#### AVAILABLE RECORDS

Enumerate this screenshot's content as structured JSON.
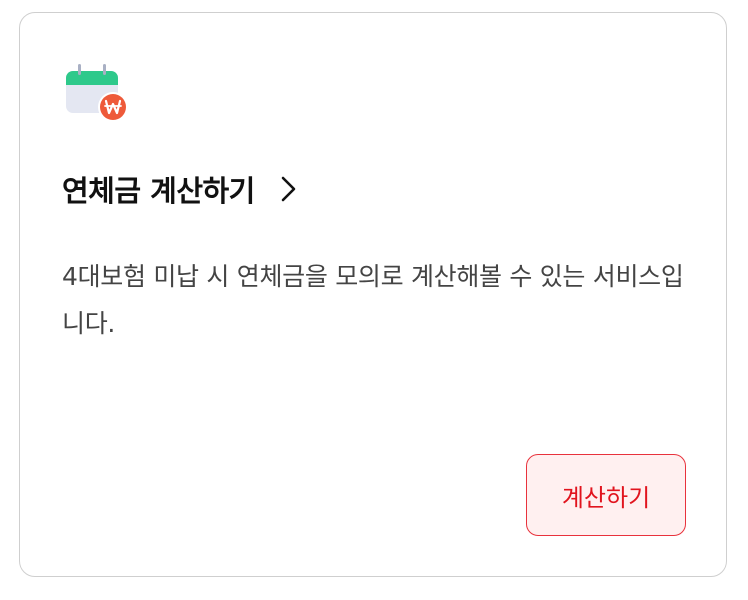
{
  "card": {
    "icon": "calendar-won-icon",
    "title": "연체금 계산하기",
    "chevron_icon": "chevron-right-icon",
    "description": "4대보험 미납 시 연체금을 모의로 계산해볼 수 있는 서비스입니다.",
    "button_label": "계산하기"
  },
  "colors": {
    "calendar_header": "#2ec98b",
    "calendar_body": "#e4e7f2",
    "won_badge": "#ee5a3a",
    "button_text": "#e1141e",
    "button_border": "#e8323c",
    "button_background": "#fff0f0"
  }
}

########

- _TASK_: Write every entry out again exactly, dropping the pictures.

- _ANSWER TO THE TASK_:
Enumerate this screenshot's content as structured JSON.
{
  "card": {
    "icon": "calendar-won-icon",
    "title": "연체금 계산하기",
    "chevron_icon": "chevron-right-icon",
    "description": "4대보험 미납 시 연체금을 모의로 계산해볼 수 있는 서비스입니다.",
    "button_label": "계산하기"
  },
  "colors": {
    "calendar_header": "#2ec98b",
    "calendar_body": "#e4e7f2",
    "won_badge": "#ee5a3a",
    "button_text": "#e1141e",
    "button_border": "#e8323c",
    "button_background": "#fff0f0"
  }
}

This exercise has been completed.